Archive for the 'Big Data' Category

NEW RESEARCH: Insights on the Future of Data Sharing

November 19, 2015

The high pitched fervor over ‘big data’ has died down a bit, but only because companies are more focused on putting their noses to the grind stone to determine how to more effectively collect and analyze data, of all sizes, to improve their business performance.

The Center on Global Brand Leadership, in conjunction with the Aimia Institute, conducted a global study of more than 8,000 consumers to look deeper into the types of data consumers choose to share with companies, and what factors drive their willingness to share this data.

We encourage you to examine our full report, What Is the Future of Data Sharing?, which offers information and insights on consumer attitudes towards data sharing, how those views are affected by industry category and country, and how brand trust positively impacts a willingness to share data.

In this piece, I will highlight three particular areas to help businesses think more strategically about how to better influence their customers to share data, and create more meaningful relationships with them.

1. The Four Data-Sharing Mindsets of Consumers

My co-author, David Rogers, and I wanted to better understand how certain attitudes towards data sharing might help predict which segments of consumers are more willing to share data. Through a factor analysis we were able to effectively split our respondents along two differentiating attitudes:

  • Defensive attitude axis
    This categorized consumers according to whether or not they had: 1) made up personal details to avoid giving away real information, or 2) had taken steps to limit companies from tracking them online.
  • Sharing attitude axis
    This categorized consumers according to their attitude towards sharing personal information to receive relevant offers and discounts.

Within those differentiated attitudes, we further identified four data-sharing mindsets:

  • Defender (43% of survey participants): Consumers who are not happy to share and are guarded against companies asking for their data.
  • Savvy and in control (24% of survey participants): Consumers who are happy to share, while keeping control of how much, when, and with whom.
  • Resigned (23% of survey participants): Consumers who are not guarded, but aren’t happy about sharing, either.
  • Happy go lucky (10% of survey participants): Consumers who are not guarded against sharing their data and are happy to do so.

Data-Sharing-Mindsets

 

[Click here for the full infographic.]

One of the surprising things we found was that 70% of the people who are happy to share their data for relevant value from a company are also taking defensive actions at times to protect the data they share. Being attentive about one’s data and being happy to share it are not mutually exclusive.

Most interestingly, among all four Mindsets these “protective but happy to share” consumers – the Savvy and In Control mindset – are more comfortable with how companies handle their data, more willing to share various data points, and more influenced by brand trust.

While we are wary of making predictions of generational attitudes into the future, we do believe that the impact of growing up in a hyper-connected society will remain as generations grow older. Given this, the much larger percentage of Millennials and Generation X members in the Savvy and In Control mindset should offer companies hope for building stronger consumer relationships over time.

════════════════════

**Stated goal 1**
Retype the part of the data-sharing article between "Archive for the" and "share this data.", inclusive, with no changes.
The data-sharing article and the listing after it have no connection to each other.

**Supplied records**
════════════════════

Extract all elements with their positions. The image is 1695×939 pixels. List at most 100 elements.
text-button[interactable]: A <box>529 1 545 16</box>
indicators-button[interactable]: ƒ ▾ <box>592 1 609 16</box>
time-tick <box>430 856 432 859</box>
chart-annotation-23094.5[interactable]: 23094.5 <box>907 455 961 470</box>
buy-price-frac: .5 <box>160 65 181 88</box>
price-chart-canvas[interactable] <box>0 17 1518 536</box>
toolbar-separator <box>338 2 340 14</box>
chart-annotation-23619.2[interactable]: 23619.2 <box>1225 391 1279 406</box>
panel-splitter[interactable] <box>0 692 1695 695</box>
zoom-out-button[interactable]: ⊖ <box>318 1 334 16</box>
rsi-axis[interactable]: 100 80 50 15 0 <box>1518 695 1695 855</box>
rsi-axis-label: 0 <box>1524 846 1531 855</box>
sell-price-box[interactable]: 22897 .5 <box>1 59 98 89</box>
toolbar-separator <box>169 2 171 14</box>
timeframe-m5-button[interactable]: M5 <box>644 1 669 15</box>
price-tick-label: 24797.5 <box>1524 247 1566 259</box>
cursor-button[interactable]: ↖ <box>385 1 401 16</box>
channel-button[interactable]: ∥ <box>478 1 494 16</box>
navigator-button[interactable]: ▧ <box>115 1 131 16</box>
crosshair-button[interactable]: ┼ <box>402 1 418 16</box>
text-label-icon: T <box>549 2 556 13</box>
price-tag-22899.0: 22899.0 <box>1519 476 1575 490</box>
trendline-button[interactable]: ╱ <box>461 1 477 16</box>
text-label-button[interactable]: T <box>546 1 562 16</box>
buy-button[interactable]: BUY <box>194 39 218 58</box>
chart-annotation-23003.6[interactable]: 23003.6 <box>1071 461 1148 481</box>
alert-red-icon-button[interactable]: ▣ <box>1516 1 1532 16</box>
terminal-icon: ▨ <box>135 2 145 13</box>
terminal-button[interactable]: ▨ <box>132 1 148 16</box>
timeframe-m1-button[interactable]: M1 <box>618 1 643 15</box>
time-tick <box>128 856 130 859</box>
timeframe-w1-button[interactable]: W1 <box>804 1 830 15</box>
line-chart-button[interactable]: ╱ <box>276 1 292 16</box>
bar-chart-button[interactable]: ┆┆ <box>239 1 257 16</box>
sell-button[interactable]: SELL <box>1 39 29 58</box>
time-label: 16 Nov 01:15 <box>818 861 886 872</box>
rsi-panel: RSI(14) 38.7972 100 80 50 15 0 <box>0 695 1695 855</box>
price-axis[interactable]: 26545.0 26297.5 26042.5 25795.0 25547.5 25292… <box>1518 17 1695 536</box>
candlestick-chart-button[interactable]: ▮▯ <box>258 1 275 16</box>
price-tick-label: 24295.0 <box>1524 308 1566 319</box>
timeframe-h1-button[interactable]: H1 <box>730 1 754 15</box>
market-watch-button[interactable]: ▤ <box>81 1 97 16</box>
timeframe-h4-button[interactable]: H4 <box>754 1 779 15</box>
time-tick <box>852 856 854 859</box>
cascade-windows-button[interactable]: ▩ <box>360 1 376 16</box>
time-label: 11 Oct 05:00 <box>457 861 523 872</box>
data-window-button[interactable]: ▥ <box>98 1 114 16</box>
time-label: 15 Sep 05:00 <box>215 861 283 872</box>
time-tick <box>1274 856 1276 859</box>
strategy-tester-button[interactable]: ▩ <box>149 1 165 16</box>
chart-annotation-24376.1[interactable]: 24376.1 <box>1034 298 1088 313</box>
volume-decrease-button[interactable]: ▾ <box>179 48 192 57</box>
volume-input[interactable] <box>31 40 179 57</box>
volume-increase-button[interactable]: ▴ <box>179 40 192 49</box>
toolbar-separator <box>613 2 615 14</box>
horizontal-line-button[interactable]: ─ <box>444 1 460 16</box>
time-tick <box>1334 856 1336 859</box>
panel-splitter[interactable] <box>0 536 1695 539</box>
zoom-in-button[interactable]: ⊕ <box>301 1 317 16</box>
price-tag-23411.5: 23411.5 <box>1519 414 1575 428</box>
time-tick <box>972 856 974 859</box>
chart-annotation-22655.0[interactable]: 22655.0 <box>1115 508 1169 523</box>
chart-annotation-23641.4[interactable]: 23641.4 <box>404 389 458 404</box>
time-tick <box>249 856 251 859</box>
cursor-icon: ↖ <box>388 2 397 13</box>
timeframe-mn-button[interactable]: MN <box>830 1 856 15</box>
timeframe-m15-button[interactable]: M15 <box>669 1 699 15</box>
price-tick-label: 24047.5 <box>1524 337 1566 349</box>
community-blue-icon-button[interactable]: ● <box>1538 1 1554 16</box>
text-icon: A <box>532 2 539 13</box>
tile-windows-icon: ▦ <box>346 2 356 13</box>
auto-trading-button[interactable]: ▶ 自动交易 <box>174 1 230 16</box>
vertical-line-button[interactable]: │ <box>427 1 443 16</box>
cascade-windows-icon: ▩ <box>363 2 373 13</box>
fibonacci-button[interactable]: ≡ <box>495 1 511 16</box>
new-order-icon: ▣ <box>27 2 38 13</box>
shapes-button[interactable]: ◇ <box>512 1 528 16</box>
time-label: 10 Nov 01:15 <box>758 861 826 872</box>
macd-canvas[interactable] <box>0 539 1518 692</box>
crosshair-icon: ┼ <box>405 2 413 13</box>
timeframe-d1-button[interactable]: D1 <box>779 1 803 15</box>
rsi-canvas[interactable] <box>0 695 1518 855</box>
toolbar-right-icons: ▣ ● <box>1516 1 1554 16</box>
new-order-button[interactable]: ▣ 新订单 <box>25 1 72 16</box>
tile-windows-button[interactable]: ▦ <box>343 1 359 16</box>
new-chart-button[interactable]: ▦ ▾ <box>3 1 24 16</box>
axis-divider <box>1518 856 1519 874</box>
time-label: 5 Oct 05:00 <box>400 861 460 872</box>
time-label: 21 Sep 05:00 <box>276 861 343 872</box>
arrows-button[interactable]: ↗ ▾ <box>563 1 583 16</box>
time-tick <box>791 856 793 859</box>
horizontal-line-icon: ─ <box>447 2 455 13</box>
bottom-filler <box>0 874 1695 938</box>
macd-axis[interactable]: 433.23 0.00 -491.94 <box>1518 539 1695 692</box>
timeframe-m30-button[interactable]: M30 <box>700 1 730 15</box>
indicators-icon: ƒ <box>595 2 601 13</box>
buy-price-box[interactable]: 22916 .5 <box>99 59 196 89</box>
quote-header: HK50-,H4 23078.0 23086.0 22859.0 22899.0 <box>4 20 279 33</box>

════════════════════

**Stated goal 2**
Echo the lines of the listing from its first line through the line holding "trendline-button[interactable]: ╱ <box>461", inclusive, and output only those lines.

**Complete response 1**
Archive for the 'Big Data' Category

NEW RESEARCH: Insights on the Future of Data Sharing

November 19, 2015

The high pitched fervor over ‘big data’ has died down a bit, but only because companies are more focused on putting their noses to the grind stone to determine how to more effectively collect and analyze data, of all sizes, to improve their business performance.

The Center on Global Brand Leadership, in conjunction with the Aimia Institute, conducted a global study of more than 8,000 consumers to look deeper into the types of data consumers choose to share with companies, and what factors drive their willingness to share this data.

**Complete response 2**
Extract all elements with their positions. The image is 1695×939 pixels. List at most 100 elements.
text-button[interactable]: A <box>529 1 545 16</box>
indicators-button[interactable]: ƒ ▾ <box>592 1 609 16</box>
time-tick <box>430 856 432 859</box>
chart-annotation-23094.5[interactable]: 23094.5 <box>907 455 961 470</box>
buy-price-frac: .5 <box>160 65 181 88</box>
price-chart-canvas[interactable] <box>0 17 1518 536</box>
toolbar-separator <box>338 2 340 14</box>
chart-annotation-23619.2[interactable]: 23619.2 <box>1225 391 1279 406</box>
panel-splitter[interactable] <box>0 692 1695 695</box>
zoom-out-button[interactable]: ⊖ <box>318 1 334 16</box>
rsi-axis[interactable]: 100 80 50 15 0 <box>1518 695 1695 855</box>
rsi-axis-label: 0 <box>1524 846 1531 855</box>
sell-price-box[interactable]: 22897 .5 <box>1 59 98 89</box>
toolbar-separator <box>169 2 171 14</box>
timeframe-m5-button[interactable]: M5 <box>644 1 669 15</box>
price-tick-label: 24797.5 <box>1524 247 1566 259</box>
cursor-button[interactable]: ↖ <box>385 1 401 16</box>
channel-button[interactable]: ∥ <box>478 1 494 16</box>
navigator-button[interactable]: ▧ <box>115 1 131 16</box>
crosshair-button[interactable]: ┼ <box>402 1 418 16</box>
text-label-icon: T <box>549 2 556 13</box>
price-tag-22899.0: 22899.0 <box>1519 476 1575 490</box>
trendline-button[interactable]: ╱ <box>461 1 477 16</box>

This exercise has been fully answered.